[Material to process]

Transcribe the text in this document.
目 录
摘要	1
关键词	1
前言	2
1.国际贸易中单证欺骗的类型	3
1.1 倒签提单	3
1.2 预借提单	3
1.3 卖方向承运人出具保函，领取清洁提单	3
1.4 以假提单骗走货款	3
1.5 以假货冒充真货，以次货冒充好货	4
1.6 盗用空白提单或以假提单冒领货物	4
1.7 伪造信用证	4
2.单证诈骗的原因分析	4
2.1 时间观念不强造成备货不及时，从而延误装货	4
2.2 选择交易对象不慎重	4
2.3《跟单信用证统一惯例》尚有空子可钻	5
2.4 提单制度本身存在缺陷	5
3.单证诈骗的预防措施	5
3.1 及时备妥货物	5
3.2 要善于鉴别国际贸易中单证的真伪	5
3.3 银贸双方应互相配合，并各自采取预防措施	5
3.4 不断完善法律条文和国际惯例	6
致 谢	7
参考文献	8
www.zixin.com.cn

[Problem statement]
Quote the material exactly, leaving nothing out.

[The answer]
Transcribe the text in this document.
目 录
摘要	1
关键词	1
前言	2
1.国际贸易中单证欺骗的类型	3
1.1 倒签提单	3
1.2 预借提单	3
1.3 卖方向承运人出具保函，领取清洁提单	3
1.4 以假提单骗走货款	3
1.5 以假货冒充真货，以次货冒充好货	4
1.6 盗用空白提单或以假提单冒领货物	4
1.7 伪造信用证	4
2.单证诈骗的原因分析	4
2.1 时间观念不强造成备货不及时，从而延误装货	4
2.2 选择交易对象不慎重	4
2.3《跟单信用证统一惯例》尚有空子可钻	5
2.4 提单制度本身存在缺陷	5
3.单证诈骗的预防措施	5
3.1 及时备妥货物	5
3.2 要善于鉴别国际贸易中单证的真伪	5
3.3 银贸双方应互相配合，并各自采取预防措施	5
3.4 不断完善法律条文和国际惯例	6
致 谢	7
参考文献	8
www.zixin.com.cn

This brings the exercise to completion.